[Data listing]
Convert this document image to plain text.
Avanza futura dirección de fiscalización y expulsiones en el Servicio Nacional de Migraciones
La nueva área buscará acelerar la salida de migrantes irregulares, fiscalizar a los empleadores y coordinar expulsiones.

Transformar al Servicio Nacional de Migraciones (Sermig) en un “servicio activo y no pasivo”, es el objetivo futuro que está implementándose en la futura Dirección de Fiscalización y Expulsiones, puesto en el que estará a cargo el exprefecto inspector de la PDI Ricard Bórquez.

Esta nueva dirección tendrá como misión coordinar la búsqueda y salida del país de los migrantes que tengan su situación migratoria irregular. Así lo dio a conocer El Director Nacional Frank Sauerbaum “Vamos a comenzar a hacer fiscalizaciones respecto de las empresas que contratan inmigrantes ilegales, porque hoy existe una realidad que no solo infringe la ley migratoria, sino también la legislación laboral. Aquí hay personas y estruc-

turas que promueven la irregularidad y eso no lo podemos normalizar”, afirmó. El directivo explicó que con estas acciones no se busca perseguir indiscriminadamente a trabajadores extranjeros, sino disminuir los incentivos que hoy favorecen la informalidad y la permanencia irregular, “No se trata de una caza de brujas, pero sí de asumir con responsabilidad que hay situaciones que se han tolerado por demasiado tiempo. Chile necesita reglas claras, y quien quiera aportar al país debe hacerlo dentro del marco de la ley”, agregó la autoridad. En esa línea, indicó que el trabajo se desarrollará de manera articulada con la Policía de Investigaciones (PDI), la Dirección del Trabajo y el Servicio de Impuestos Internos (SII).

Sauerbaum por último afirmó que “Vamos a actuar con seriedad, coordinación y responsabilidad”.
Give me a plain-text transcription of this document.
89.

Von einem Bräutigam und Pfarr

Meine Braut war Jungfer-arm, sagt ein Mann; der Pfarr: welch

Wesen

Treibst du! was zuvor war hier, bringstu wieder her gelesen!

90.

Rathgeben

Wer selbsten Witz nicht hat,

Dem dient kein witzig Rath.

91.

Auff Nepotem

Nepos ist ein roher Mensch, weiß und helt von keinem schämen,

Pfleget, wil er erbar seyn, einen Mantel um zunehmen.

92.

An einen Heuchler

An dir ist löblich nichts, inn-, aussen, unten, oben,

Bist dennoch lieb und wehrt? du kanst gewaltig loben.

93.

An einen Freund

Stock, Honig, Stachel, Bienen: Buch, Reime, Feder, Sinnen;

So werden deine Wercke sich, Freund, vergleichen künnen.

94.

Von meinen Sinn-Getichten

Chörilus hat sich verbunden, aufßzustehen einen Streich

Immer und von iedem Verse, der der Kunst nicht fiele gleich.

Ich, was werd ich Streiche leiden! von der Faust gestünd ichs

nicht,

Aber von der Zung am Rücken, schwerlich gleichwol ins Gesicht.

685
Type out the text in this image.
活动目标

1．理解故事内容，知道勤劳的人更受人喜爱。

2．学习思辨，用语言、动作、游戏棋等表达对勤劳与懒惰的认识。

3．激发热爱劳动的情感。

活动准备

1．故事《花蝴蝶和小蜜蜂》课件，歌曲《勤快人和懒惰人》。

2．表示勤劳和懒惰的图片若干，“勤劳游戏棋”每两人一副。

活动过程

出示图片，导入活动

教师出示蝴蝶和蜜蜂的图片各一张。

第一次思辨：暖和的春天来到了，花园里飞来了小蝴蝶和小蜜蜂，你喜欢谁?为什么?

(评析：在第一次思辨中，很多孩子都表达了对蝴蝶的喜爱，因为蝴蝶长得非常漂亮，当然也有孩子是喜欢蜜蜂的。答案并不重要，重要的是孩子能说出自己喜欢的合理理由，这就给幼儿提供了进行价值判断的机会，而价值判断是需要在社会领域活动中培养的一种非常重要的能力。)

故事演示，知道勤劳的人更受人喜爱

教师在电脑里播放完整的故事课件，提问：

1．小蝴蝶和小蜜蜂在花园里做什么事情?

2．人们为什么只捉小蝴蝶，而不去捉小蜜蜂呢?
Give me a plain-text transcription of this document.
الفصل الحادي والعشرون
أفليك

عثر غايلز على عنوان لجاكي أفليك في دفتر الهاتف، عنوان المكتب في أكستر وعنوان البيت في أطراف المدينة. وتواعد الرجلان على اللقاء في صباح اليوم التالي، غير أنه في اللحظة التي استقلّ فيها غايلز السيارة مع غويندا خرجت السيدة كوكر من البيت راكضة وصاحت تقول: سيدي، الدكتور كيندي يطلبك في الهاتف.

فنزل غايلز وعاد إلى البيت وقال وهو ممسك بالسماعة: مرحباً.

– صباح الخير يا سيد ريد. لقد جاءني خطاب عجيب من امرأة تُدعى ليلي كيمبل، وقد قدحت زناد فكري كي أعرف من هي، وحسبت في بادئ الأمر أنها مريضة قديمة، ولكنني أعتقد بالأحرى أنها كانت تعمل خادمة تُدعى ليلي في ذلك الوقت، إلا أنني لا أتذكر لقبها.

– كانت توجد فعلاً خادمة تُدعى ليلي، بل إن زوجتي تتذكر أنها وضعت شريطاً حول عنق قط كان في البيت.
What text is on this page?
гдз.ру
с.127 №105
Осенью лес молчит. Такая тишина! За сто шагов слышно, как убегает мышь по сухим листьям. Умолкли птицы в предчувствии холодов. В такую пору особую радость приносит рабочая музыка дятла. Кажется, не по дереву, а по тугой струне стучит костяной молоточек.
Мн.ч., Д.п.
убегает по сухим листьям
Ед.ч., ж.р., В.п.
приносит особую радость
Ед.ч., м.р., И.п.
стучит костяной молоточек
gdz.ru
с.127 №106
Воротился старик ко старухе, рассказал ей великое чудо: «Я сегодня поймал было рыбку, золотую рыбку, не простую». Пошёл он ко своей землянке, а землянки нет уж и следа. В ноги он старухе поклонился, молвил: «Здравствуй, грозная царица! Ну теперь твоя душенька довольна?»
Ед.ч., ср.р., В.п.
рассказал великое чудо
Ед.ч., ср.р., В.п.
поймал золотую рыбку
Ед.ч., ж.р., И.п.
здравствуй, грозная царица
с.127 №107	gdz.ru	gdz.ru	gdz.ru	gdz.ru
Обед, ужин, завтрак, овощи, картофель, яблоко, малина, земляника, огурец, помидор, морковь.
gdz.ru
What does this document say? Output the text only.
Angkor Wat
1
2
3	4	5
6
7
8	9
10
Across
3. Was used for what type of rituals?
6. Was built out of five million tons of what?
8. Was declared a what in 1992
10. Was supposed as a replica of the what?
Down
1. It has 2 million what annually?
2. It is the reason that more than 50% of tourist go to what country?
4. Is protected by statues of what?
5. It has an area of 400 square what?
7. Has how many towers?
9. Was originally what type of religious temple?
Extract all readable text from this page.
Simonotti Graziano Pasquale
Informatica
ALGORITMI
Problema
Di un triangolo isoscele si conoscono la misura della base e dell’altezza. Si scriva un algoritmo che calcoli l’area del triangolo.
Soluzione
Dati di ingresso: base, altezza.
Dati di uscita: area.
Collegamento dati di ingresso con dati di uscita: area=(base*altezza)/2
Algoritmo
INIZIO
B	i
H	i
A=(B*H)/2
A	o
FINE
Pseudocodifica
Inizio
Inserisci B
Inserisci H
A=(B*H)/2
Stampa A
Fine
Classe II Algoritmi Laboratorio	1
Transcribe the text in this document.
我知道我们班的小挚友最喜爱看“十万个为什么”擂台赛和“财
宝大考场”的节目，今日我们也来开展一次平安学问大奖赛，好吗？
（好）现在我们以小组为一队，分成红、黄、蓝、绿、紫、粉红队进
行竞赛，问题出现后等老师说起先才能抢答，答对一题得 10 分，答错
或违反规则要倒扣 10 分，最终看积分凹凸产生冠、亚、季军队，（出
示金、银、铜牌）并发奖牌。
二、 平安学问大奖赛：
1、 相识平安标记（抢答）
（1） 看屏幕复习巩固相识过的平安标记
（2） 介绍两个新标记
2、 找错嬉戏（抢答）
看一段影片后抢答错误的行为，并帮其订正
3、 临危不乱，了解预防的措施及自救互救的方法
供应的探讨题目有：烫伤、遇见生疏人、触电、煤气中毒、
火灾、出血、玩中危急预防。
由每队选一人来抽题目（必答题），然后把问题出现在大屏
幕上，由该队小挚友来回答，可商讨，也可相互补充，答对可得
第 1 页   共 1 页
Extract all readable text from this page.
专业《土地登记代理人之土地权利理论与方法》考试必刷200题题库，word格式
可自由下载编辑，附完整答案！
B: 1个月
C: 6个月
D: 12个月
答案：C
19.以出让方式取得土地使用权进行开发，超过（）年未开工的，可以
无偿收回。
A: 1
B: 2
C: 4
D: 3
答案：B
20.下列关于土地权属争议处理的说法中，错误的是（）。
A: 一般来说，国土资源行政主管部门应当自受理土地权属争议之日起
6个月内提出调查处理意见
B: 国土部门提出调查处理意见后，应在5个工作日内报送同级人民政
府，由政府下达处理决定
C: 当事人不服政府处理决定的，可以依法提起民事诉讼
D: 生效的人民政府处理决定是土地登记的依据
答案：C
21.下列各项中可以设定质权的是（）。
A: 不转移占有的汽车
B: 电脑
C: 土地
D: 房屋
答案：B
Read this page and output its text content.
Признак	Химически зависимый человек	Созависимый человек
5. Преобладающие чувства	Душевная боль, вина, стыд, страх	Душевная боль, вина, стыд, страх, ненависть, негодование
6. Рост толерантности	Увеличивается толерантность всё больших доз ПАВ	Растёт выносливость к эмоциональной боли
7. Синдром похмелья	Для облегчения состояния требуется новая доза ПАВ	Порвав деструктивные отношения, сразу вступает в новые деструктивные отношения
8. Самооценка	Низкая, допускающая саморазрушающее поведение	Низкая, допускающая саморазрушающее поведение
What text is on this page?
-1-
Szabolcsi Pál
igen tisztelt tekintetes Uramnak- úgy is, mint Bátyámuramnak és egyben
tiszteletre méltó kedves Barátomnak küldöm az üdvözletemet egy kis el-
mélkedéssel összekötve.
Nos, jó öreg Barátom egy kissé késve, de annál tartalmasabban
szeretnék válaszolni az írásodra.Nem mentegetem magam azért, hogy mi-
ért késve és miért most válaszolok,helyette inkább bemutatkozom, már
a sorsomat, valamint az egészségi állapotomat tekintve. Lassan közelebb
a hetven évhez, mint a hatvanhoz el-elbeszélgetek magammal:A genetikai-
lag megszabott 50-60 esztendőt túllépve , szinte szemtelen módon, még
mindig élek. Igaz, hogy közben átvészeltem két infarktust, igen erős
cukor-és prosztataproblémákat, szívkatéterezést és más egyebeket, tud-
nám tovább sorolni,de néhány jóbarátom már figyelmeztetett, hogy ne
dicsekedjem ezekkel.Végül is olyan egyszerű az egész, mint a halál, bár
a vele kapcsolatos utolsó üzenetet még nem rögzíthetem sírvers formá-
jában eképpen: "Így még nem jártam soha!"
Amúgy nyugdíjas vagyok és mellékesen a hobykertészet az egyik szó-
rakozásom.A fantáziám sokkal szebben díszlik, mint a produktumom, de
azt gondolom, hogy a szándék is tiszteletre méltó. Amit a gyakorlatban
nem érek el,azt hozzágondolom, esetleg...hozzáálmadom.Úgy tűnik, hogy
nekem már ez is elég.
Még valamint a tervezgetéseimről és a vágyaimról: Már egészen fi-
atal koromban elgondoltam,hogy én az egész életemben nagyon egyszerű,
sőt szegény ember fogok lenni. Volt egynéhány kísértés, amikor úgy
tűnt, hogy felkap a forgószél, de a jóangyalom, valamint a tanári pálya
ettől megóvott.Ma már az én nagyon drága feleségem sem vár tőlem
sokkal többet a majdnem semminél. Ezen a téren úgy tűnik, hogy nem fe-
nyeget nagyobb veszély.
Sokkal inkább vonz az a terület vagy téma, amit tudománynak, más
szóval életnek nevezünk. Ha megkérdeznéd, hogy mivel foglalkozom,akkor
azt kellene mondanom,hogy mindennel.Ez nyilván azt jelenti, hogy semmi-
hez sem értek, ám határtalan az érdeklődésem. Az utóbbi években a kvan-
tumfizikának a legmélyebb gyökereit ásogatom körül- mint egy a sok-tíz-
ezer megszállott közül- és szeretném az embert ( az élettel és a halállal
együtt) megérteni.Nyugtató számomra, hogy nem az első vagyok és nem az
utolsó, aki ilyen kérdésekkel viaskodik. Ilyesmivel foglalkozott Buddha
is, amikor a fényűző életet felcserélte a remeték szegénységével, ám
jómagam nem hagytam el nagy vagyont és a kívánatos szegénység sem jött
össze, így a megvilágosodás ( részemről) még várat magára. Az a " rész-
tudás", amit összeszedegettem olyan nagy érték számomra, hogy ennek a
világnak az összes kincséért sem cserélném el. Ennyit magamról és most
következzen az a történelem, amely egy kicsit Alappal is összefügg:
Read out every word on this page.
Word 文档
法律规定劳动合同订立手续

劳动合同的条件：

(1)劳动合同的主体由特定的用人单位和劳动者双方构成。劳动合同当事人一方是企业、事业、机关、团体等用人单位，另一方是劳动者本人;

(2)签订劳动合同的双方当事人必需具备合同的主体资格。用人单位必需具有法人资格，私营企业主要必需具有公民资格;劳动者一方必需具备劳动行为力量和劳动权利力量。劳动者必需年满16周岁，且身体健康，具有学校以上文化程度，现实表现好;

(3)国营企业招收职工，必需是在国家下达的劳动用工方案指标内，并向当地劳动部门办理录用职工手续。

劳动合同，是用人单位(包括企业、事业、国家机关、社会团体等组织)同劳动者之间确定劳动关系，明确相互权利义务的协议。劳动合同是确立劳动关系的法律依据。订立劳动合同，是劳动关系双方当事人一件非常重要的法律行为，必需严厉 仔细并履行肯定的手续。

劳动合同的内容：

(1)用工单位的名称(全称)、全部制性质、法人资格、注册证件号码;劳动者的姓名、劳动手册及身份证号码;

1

» **Problem**: Using the records above, find and show each line with the string "листьям".

» **Exercise result**:
Осенью лес молчит. Такая тишина! За сто шагов слышно, как убегает мышь по сухим листьям. Умолкли птицы в предчувствии холодов. В такую пору особую радость приносит рабочая музыка дятла. Кажется, не по дереву, а по тугой струне стучит костяной молоточек.
убегает по сухим листьям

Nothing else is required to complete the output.